— Start of Input rows —
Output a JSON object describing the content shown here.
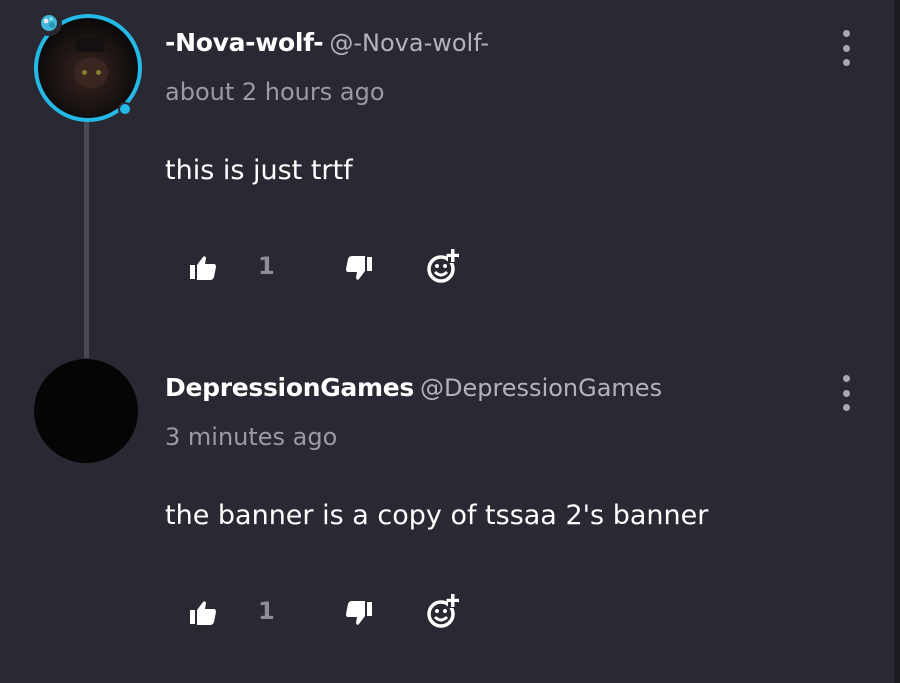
{
  "comments": [
    {
      "username": "-Nova-wolf-",
      "handle": "@-Nova-wolf-",
      "time": "about 2 hours ago",
      "text": "this is just trtf",
      "likes": "1"
    },
    {
      "username": "DepressionGames",
      "handle": "@DepressionGames",
      "time": "3 minutes ago",
      "text": "the banner is a copy of tssaa 2's banner",
      "likes": "1"
    }
  ],
  "colors": {
    "background": "#2a2933",
    "avatar_ring": "#25b9e8",
    "muted_text": "#9b99a6",
    "icon": "#ffffff"
  },
  "icons": {
    "like": "thumbs-up-icon",
    "dislike": "thumbs-down-icon",
    "react": "add-reaction-icon",
    "more": "more-vertical-icon"
  }
}
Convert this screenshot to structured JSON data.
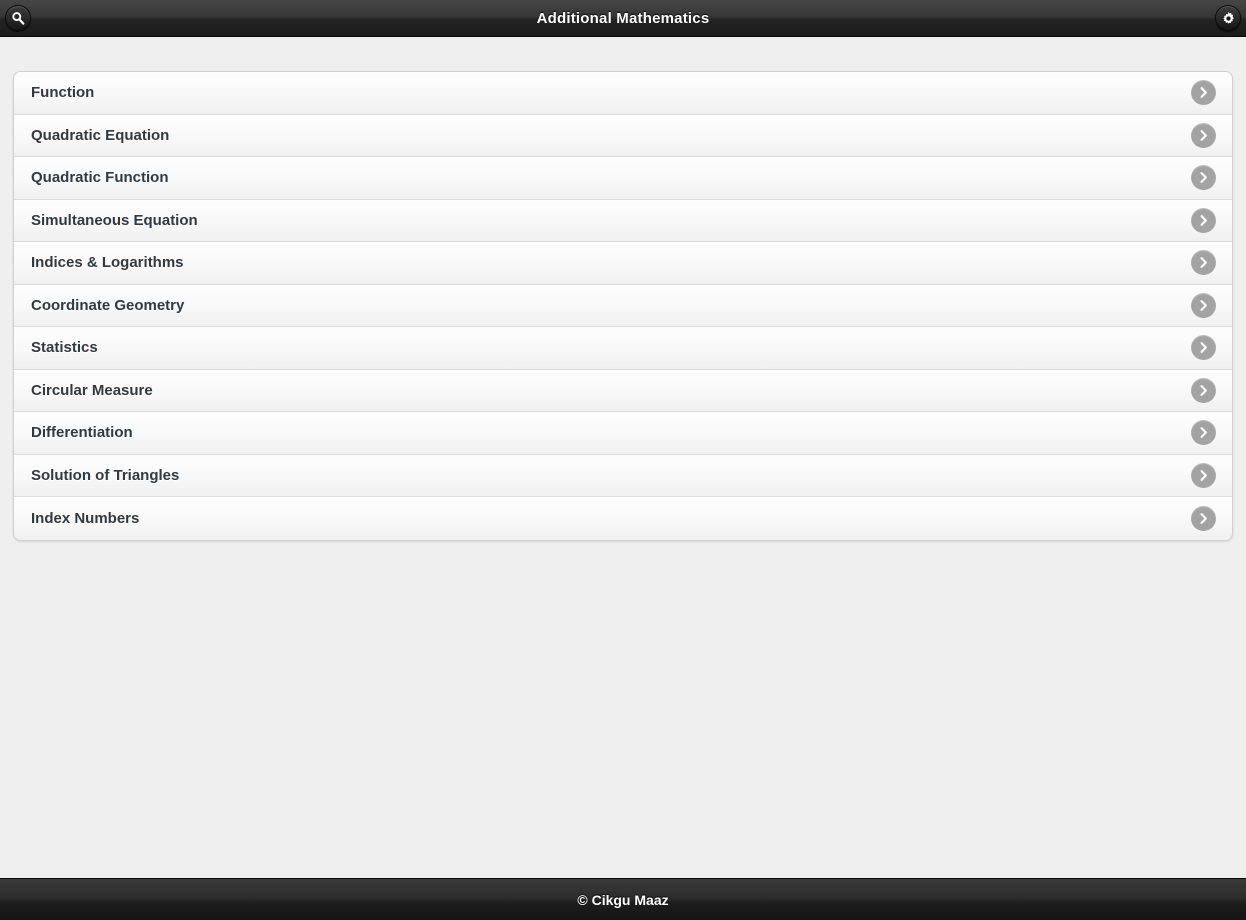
{
  "header": {
    "title": "Additional Mathematics",
    "search_icon": "search-icon",
    "settings_icon": "gear-icon"
  },
  "main": {
    "items": [
      {
        "label": "Function",
        "chevron": "chevron-right-icon"
      },
      {
        "label": "Quadratic Equation",
        "chevron": "chevron-right-icon"
      },
      {
        "label": "Quadratic Function",
        "chevron": "chevron-right-icon"
      },
      {
        "label": "Simultaneous Equation",
        "chevron": "chevron-right-icon"
      },
      {
        "label": "Indices & Logarithms",
        "chevron": "chevron-right-icon"
      },
      {
        "label": "Coordinate Geometry",
        "chevron": "chevron-right-icon"
      },
      {
        "label": "Statistics",
        "chevron": "chevron-right-icon"
      },
      {
        "label": "Circular Measure",
        "chevron": "chevron-right-icon"
      },
      {
        "label": "Differentiation",
        "chevron": "chevron-right-icon"
      },
      {
        "label": "Solution of Triangles",
        "chevron": "chevron-right-icon"
      },
      {
        "label": "Index Numbers",
        "chevron": "chevron-right-icon"
      }
    ]
  },
  "footer": {
    "copyright": "© Cikgu Maaz"
  },
  "colors": {
    "bar_dark": "#2b2b2b",
    "page_background": "#efefef",
    "row_background": "#f9f9f9",
    "label_text": "#34393d",
    "chevron_circle": "#a3a3a3"
  }
}
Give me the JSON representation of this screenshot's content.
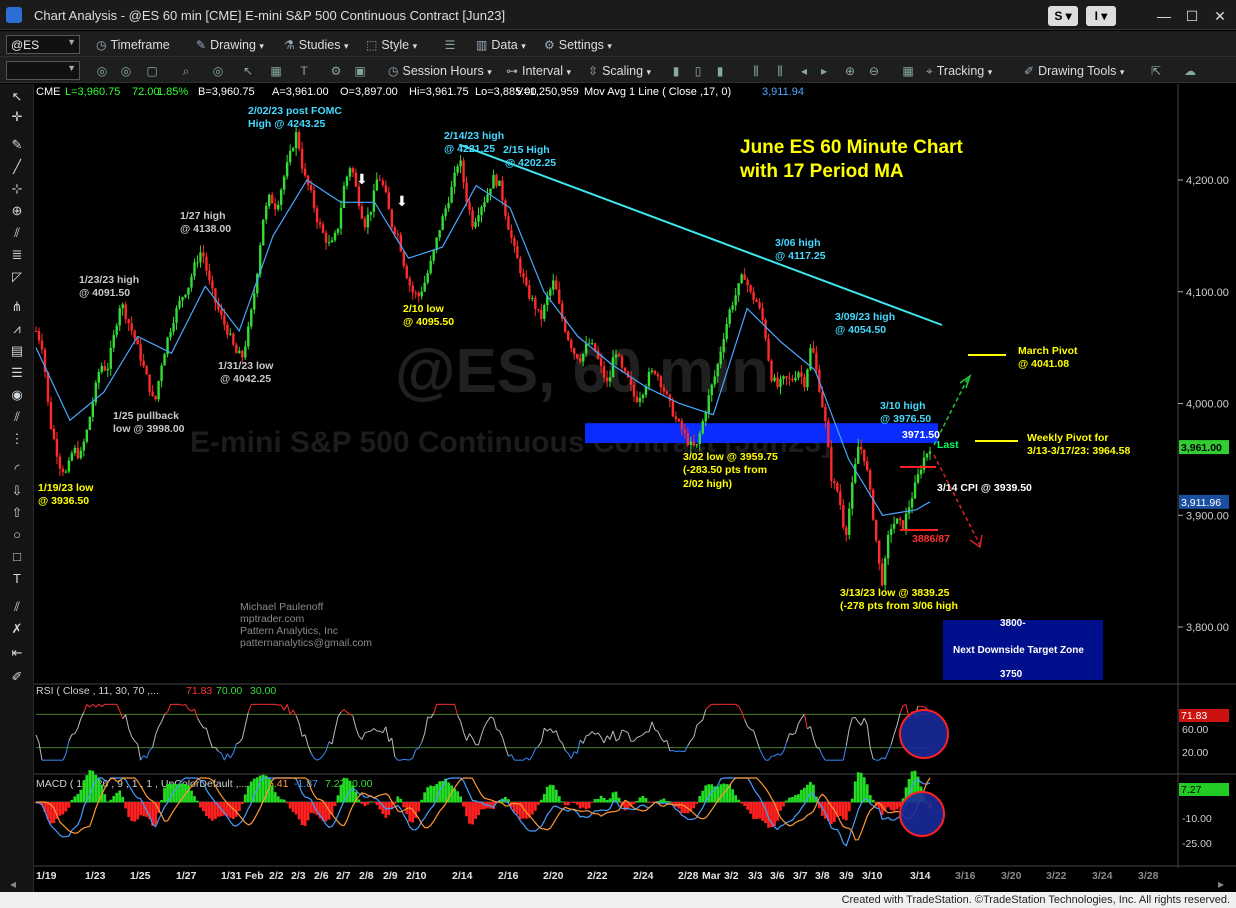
{
  "window": {
    "title": "Chart Analysis - @ES 60 min [CME] E-mini S&P 500 Continuous Contract [Jun23]",
    "btn_s": "S ▾",
    "btn_i": "I ▾",
    "minimize": "—",
    "maximize": "☐",
    "close": "✕"
  },
  "toolbar1": {
    "symbol": "@ES",
    "timeframe": "Timeframe",
    "drawing": "Drawing",
    "studies": "Studies",
    "style": "Style",
    "data": "Data",
    "settings": "Settings"
  },
  "toolbar2": {
    "session_hours": "Session Hours",
    "interval": "Interval",
    "scaling": "Scaling",
    "tracking": "Tracking",
    "drawing_tools": "Drawing Tools"
  },
  "status_bar": "Created with TradeStation. ©TradeStation Technologies, Inc. All rights reserved.",
  "chart_data": {
    "type": "line",
    "symbol_line": {
      "exchange": "CME",
      "last": "L=3,960.75",
      "net": "72.00",
      "pct": "1.85%",
      "bid": "B=3,960.75",
      "ask": "A=3,961.00",
      "open": "O=3,897.00",
      "high": "Hi=3,961.75",
      "low": "Lo=3,885.00",
      "volume": "V=1,250,959",
      "ma_label": "Mov Avg 1 Line ( Close ,17, 0)",
      "ma_value": "3,911.94"
    },
    "title": "June ES 60 Minute Chart",
    "subtitle": "with 17 Period MA",
    "watermark_symbol": "@ES, 60 min",
    "watermark_name": "E-mini S&P 500 Continuous Contract [Jun23]",
    "author_lines": [
      "Michael Paulenoff",
      "mptrader.com",
      "Pattern Analytics, Inc",
      "patternanalytics@gmail.com"
    ],
    "y_ticks": [
      "4,200.00",
      "4,100.00",
      "4,000.00",
      "3,900.00",
      "3,800.00"
    ],
    "y_tick_values": [
      4200,
      4100,
      4000,
      3900,
      3800
    ],
    "ylim": [
      3735,
      4270
    ],
    "x_ticks": [
      "1/19",
      "1/23",
      "1/25",
      "1/27",
      "1/31",
      "Feb",
      "2/2",
      "2/3",
      "2/6",
      "2/7",
      "2/8",
      "2/9",
      "2/10",
      "2/14",
      "2/16",
      "2/20",
      "2/22",
      "2/24",
      "2/28",
      "Mar",
      "3/2",
      "3/3",
      "3/6",
      "3/7",
      "3/8",
      "3/9",
      "3/10",
      "3/14",
      "3/16",
      "3/20",
      "3/22",
      "3/24",
      "3/28"
    ],
    "price_path": [
      [
        0,
        4065
      ],
      [
        2,
        4050
      ],
      [
        4,
        3985
      ],
      [
        7,
        3945
      ],
      [
        9,
        3937
      ],
      [
        11,
        3960
      ],
      [
        13,
        3952
      ],
      [
        15,
        3975
      ],
      [
        17,
        4005
      ],
      [
        19,
        4035
      ],
      [
        21,
        4030
      ],
      [
        23,
        4060
      ],
      [
        25,
        4092
      ],
      [
        27,
        4075
      ],
      [
        29,
        4060
      ],
      [
        31,
        4040
      ],
      [
        33,
        4020
      ],
      [
        35,
        3998
      ],
      [
        37,
        4035
      ],
      [
        39,
        4060
      ],
      [
        41,
        4080
      ],
      [
        43,
        4095
      ],
      [
        45,
        4105
      ],
      [
        47,
        4125
      ],
      [
        49,
        4138
      ],
      [
        51,
        4110
      ],
      [
        53,
        4090
      ],
      [
        55,
        4075
      ],
      [
        57,
        4062
      ],
      [
        59,
        4045
      ],
      [
        61,
        4042
      ],
      [
        63,
        4070
      ],
      [
        65,
        4110
      ],
      [
        67,
        4165
      ],
      [
        69,
        4185
      ],
      [
        71,
        4175
      ],
      [
        73,
        4200
      ],
      [
        75,
        4222
      ],
      [
        77,
        4243
      ],
      [
        79,
        4205
      ],
      [
        81,
        4190
      ],
      [
        83,
        4165
      ],
      [
        85,
        4150
      ],
      [
        87,
        4140
      ],
      [
        89,
        4155
      ],
      [
        91,
        4195
      ],
      [
        93,
        4215
      ],
      [
        95,
        4185
      ],
      [
        97,
        4160
      ],
      [
        99,
        4175
      ],
      [
        101,
        4205
      ],
      [
        103,
        4190
      ],
      [
        105,
        4160
      ],
      [
        107,
        4150
      ],
      [
        109,
        4120
      ],
      [
        111,
        4100
      ],
      [
        113,
        4096
      ],
      [
        115,
        4110
      ],
      [
        117,
        4130
      ],
      [
        119,
        4155
      ],
      [
        121,
        4175
      ],
      [
        123,
        4195
      ],
      [
        125,
        4221
      ],
      [
        127,
        4185
      ],
      [
        129,
        4160
      ],
      [
        131,
        4175
      ],
      [
        133,
        4185
      ],
      [
        135,
        4202
      ],
      [
        137,
        4195
      ],
      [
        139,
        4165
      ],
      [
        141,
        4140
      ],
      [
        143,
        4120
      ],
      [
        145,
        4100
      ],
      [
        147,
        4090
      ],
      [
        149,
        4075
      ],
      [
        151,
        4095
      ],
      [
        153,
        4110
      ],
      [
        155,
        4080
      ],
      [
        157,
        4060
      ],
      [
        159,
        4045
      ],
      [
        161,
        4040
      ],
      [
        163,
        4055
      ],
      [
        165,
        4048
      ],
      [
        167,
        4030
      ],
      [
        169,
        4015
      ],
      [
        171,
        4050
      ],
      [
        173,
        4030
      ],
      [
        175,
        4020
      ],
      [
        177,
        4003
      ],
      [
        179,
        4010
      ],
      [
        181,
        4025
      ],
      [
        183,
        4030
      ],
      [
        185,
        4015
      ],
      [
        187,
        4000
      ],
      [
        189,
        3985
      ],
      [
        191,
        3975
      ],
      [
        193,
        3963
      ],
      [
        195,
        3960
      ],
      [
        197,
        3985
      ],
      [
        199,
        4010
      ],
      [
        201,
        4030
      ],
      [
        203,
        4060
      ],
      [
        205,
        4085
      ],
      [
        207,
        4100
      ],
      [
        209,
        4117
      ],
      [
        211,
        4098
      ],
      [
        213,
        4090
      ],
      [
        215,
        4070
      ],
      [
        217,
        4025
      ],
      [
        219,
        4015
      ],
      [
        221,
        4022
      ],
      [
        223,
        4020
      ],
      [
        225,
        4030
      ],
      [
        227,
        4018
      ],
      [
        229,
        4054
      ],
      [
        231,
        4020
      ],
      [
        233,
        3985
      ],
      [
        235,
        3930
      ],
      [
        237,
        3920
      ],
      [
        239,
        3880
      ],
      [
        241,
        3925
      ],
      [
        243,
        3965
      ],
      [
        245,
        3948
      ],
      [
        247,
        3905
      ],
      [
        249,
        3855
      ],
      [
        250,
        3839
      ],
      [
        252,
        3888
      ],
      [
        254,
        3895
      ],
      [
        256,
        3890
      ],
      [
        258,
        3910
      ],
      [
        260,
        3930
      ],
      [
        262,
        3950
      ],
      [
        264,
        3961
      ]
    ],
    "ma_path": [
      [
        0,
        4050
      ],
      [
        10,
        3985
      ],
      [
        20,
        4010
      ],
      [
        30,
        4060
      ],
      [
        40,
        4045
      ],
      [
        50,
        4105
      ],
      [
        60,
        4065
      ],
      [
        70,
        4150
      ],
      [
        80,
        4200
      ],
      [
        90,
        4180
      ],
      [
        100,
        4180
      ],
      [
        110,
        4130
      ],
      [
        120,
        4140
      ],
      [
        130,
        4195
      ],
      [
        140,
        4175
      ],
      [
        150,
        4100
      ],
      [
        160,
        4060
      ],
      [
        170,
        4035
      ],
      [
        180,
        4015
      ],
      [
        190,
        4000
      ],
      [
        200,
        3990
      ],
      [
        210,
        4085
      ],
      [
        220,
        4055
      ],
      [
        230,
        4030
      ],
      [
        240,
        3950
      ],
      [
        250,
        3900
      ],
      [
        260,
        3905
      ],
      [
        264,
        3912
      ]
    ],
    "n_bars": 300,
    "annotations": [
      {
        "text": "2/02/23 post FOMC",
        "color": "#44d9ff"
      },
      {
        "text": "High @ 4243.25",
        "color": "#44d9ff"
      },
      {
        "text": "2/14/23 high",
        "color": "#44d9ff"
      },
      {
        "text": "@ 4221.25",
        "color": "#44d9ff"
      },
      {
        "text": "2/15 High",
        "color": "#44d9ff"
      },
      {
        "text": "@ 4202.25",
        "color": "#44d9ff"
      },
      {
        "text": "1/27 high",
        "color": "#c8c8c8"
      },
      {
        "text": "@ 4138.00",
        "color": "#c8c8c8"
      },
      {
        "text": "1/23/23 high",
        "color": "#c8c8c8"
      },
      {
        "text": "@ 4091.50",
        "color": "#c8c8c8"
      },
      {
        "text": "2/10 low",
        "color": "#ffff00"
      },
      {
        "text": "@ 4095.50",
        "color": "#ffff00"
      },
      {
        "text": "1/31/23 low",
        "color": "#c8c8c8"
      },
      {
        "text": "@ 4042.25",
        "color": "#c8c8c8"
      },
      {
        "text": "1/25 pullback",
        "color": "#c8c8c8"
      },
      {
        "text": "low @ 3998.00",
        "color": "#c8c8c8"
      },
      {
        "text": "1/19/23 low",
        "color": "#ffff00"
      },
      {
        "text": "@ 3936.50",
        "color": "#ffff00"
      },
      {
        "text": "3/06 high",
        "color": "#44d9ff"
      },
      {
        "text": "@ 4117.25",
        "color": "#44d9ff"
      },
      {
        "text": "3/09/23 high",
        "color": "#44d9ff"
      },
      {
        "text": "@ 4054.50",
        "color": "#44d9ff"
      },
      {
        "text": "3/10 high",
        "color": "#44d9ff"
      },
      {
        "text": "@ 3976.50",
        "color": "#44d9ff"
      },
      {
        "text": "3/02 low @ 3959.75",
        "color": "#ffff00"
      },
      {
        "text": "(-283.50 pts from",
        "color": "#ffff00"
      },
      {
        "text": "2/02 high)",
        "color": "#ffff00"
      },
      {
        "text": "3/13/23 low @ 3839.25",
        "color": "#ffff00"
      },
      {
        "text": "(-278 pts from 3/06 high",
        "color": "#ffff00"
      },
      {
        "text": "3/14 CPI @ 3939.50",
        "color": "#ffffff"
      },
      {
        "text": "March Pivot",
        "color": "#ffff00"
      },
      {
        "text": "@ 4041.08",
        "color": "#ffff00"
      },
      {
        "text": "Weekly Pivot for",
        "color": "#ffff00"
      },
      {
        "text": "3/13-3/17/23: 3964.58",
        "color": "#ffff00"
      },
      {
        "text": "3971.50",
        "color": "#ffffff"
      },
      {
        "text": "Last",
        "color": "#00ff66"
      },
      {
        "text": "3886/87",
        "color": "#ff3030"
      }
    ],
    "target_box": {
      "line1": "3800-",
      "line2": "Next Downside Target Zone",
      "line3": "3750"
    },
    "right_labels": {
      "last": "3,961.00",
      "ma": "3,911.96"
    },
    "resistance_zone": [
      3961,
      3977
    ],
    "march_pivot": 4041.08,
    "weekly_pivot": 3964.58,
    "rsi": {
      "label": "RSI ( Close , 11, 30, 70 ,...",
      "values": [
        "71.83",
        "70.00",
        "30.00"
      ],
      "value_colors": [
        "#ff3333",
        "#33dd33",
        "#33dd33"
      ],
      "ticks": [
        "71.83",
        "60.00",
        "20.00"
      ],
      "overbought": 70,
      "oversold": 30
    },
    "macd": {
      "label": "MACD ( 12 , 26 , 9 , 1 , 1 , UpColorDefault ,...",
      "values": [
        "5.41",
        "-1.87",
        "7.27",
        "0.00"
      ],
      "value_colors": [
        "#ff9933",
        "#4a9cff",
        "#33dd33",
        "#33dd33"
      ],
      "ticks": [
        "7.27",
        "-10.00",
        "-25.00"
      ]
    },
    "colors": {
      "up": "#33dd33",
      "down": "#ff2a2a",
      "ma": "#4aa6ff",
      "trendline": "#3ee6f0",
      "zone": "#0a2cff",
      "pivot": "#ffff00",
      "target_box": "#00108c"
    }
  }
}
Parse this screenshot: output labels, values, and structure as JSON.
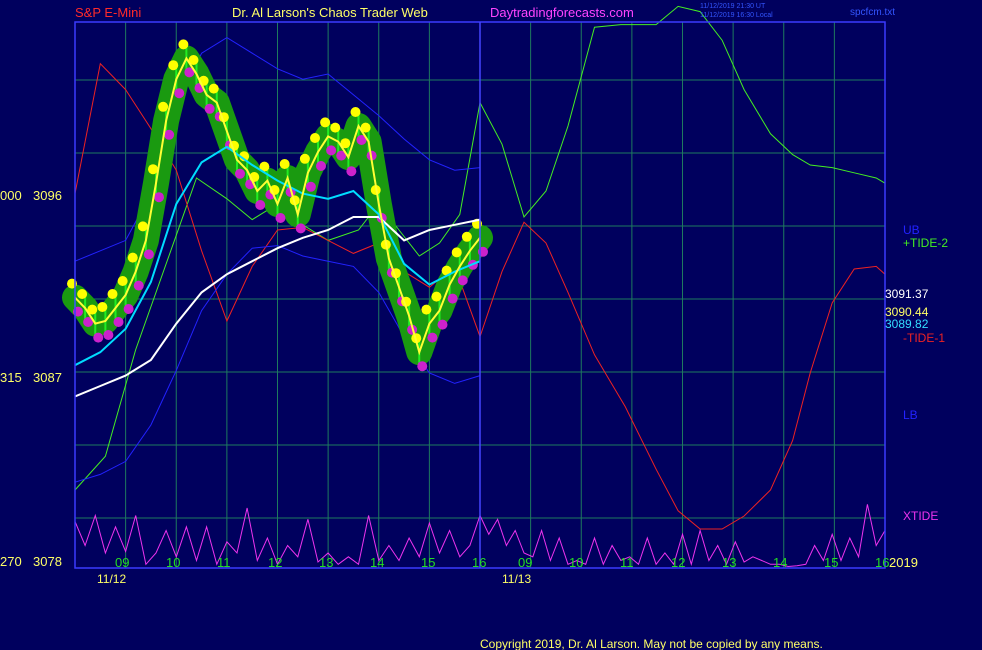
— End of Input rows —
• What is being asked: Using the entries above, find all lines with "Drawing". Copy them.

• Solution for this problem:
    "drawing": "Drawing",
    "drawing_tools": "Drawing Tools"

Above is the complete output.